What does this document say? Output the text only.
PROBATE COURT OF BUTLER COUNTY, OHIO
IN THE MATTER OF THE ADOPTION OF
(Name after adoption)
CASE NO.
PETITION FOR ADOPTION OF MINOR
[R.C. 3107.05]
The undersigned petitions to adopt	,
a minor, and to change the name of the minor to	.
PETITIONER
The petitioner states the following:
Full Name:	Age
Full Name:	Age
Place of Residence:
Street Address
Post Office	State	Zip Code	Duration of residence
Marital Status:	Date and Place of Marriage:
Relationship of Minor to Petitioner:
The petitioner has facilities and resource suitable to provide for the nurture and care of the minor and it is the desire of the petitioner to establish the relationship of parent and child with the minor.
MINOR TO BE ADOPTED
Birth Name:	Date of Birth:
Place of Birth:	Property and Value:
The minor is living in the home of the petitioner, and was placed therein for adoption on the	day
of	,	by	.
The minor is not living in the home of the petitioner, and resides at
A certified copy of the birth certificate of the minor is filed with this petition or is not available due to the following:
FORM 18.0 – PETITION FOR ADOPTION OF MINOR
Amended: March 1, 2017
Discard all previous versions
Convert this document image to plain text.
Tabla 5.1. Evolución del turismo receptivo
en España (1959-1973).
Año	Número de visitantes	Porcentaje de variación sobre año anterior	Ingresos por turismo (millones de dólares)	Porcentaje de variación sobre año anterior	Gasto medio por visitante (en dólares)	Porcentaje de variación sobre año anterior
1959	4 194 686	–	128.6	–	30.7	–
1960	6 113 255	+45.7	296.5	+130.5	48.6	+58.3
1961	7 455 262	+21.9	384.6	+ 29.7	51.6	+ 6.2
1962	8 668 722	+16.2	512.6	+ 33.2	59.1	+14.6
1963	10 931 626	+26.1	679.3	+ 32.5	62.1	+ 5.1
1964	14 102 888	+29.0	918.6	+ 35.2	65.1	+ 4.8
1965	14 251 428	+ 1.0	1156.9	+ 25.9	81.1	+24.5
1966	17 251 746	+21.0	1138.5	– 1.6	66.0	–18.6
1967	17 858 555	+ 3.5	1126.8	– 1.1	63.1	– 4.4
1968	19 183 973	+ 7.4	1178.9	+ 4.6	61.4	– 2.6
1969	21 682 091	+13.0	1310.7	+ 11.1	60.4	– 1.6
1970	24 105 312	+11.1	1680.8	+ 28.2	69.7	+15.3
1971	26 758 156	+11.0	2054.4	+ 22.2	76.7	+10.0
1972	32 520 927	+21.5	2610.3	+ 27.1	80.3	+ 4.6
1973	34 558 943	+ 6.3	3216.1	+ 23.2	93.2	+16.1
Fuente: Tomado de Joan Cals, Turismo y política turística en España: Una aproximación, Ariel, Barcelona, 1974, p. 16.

********

**Task**
Output the records above in their entirety, exactly.

**Finished exercise**
What does this document say? Output the text only.
PROBATE COURT OF BUTLER COUNTY, OHIO
IN THE MATTER OF THE ADOPTION OF
(Name after adoption)
CASE NO.
PETITION FOR ADOPTION OF MINOR
[R.C. 3107.05]
The undersigned petitions to adopt	,
a minor, and to change the name of the minor to	.
PETITIONER
The petitioner states the following:
Full Name:	Age
Full Name:	Age
Place of Residence:
Street Address
Post Office	State	Zip Code	Duration of residence
Marital Status:	Date and Place of Marriage:
Relationship of Minor to Petitioner:
The petitioner has facilities and resource suitable to provide for the nurture and care of the minor and it is the desire of the petitioner to establish the relationship of parent and child with the minor.
MINOR TO BE ADOPTED
Birth Name:	Date of Birth:
Place of Birth:	Property and Value:
The minor is living in the home of the petitioner, and was placed therein for adoption on the	day
of	,	by	.
The minor is not living in the home of the petitioner, and resides at
A certified copy of the birth certificate of the minor is filed with this petition or is not available due to the following:
FORM 18.0 – PETITION FOR ADOPTION OF MINOR
Amended: March 1, 2017
Discard all previous versions
Convert this document image to plain text.
Tabla 5.1. Evolución del turismo receptivo
en España (1959-1973).
Año	Número de visitantes	Porcentaje de variación sobre año anterior	Ingresos por turismo (millones de dólares)	Porcentaje de variación sobre año anterior	Gasto medio por visitante (en dólares)	Porcentaje de variación sobre año anterior
1959	4 194 686	–	128.6	–	30.7	–
1960	6 113 255	+45.7	296.5	+130.5	48.6	+58.3
1961	7 455 262	+21.9	384.6	+ 29.7	51.6	+ 6.2
1962	8 668 722	+16.2	512.6	+ 33.2	59.1	+14.6
1963	10 931 626	+26.1	679.3	+ 32.5	62.1	+ 5.1
1964	14 102 888	+29.0	918.6	+ 35.2	65.1	+ 4.8
1965	14 251 428	+ 1.0	1156.9	+ 25.9	81.1	+24.5
1966	17 251 746	+21.0	1138.5	– 1.6	66.0	–18.6
1967	17 858 555	+ 3.5	1126.8	– 1.1	63.1	– 4.4
1968	19 183 973	+ 7.4	1178.9	+ 4.6	61.4	– 2.6
1969	21 682 091	+13.0	1310.7	+ 11.1	60.4	– 1.6
1970	24 105 312	+11.1	1680.8	+ 28.2	69.7	+15.3
1971	26 758 156	+11.0	2054.4	+ 22.2	76.7	+10.0
1972	32 520 927	+21.5	2610.3	+ 27.1	80.3	+ 4.6
1973	34 558 943	+ 6.3	3216.1	+ 23.2	93.2	+16.1
Fuente: Tomado de Joan Cals, Turismo y política turística en España: Una aproximación, Ariel, Barcelona, 1974, p. 16.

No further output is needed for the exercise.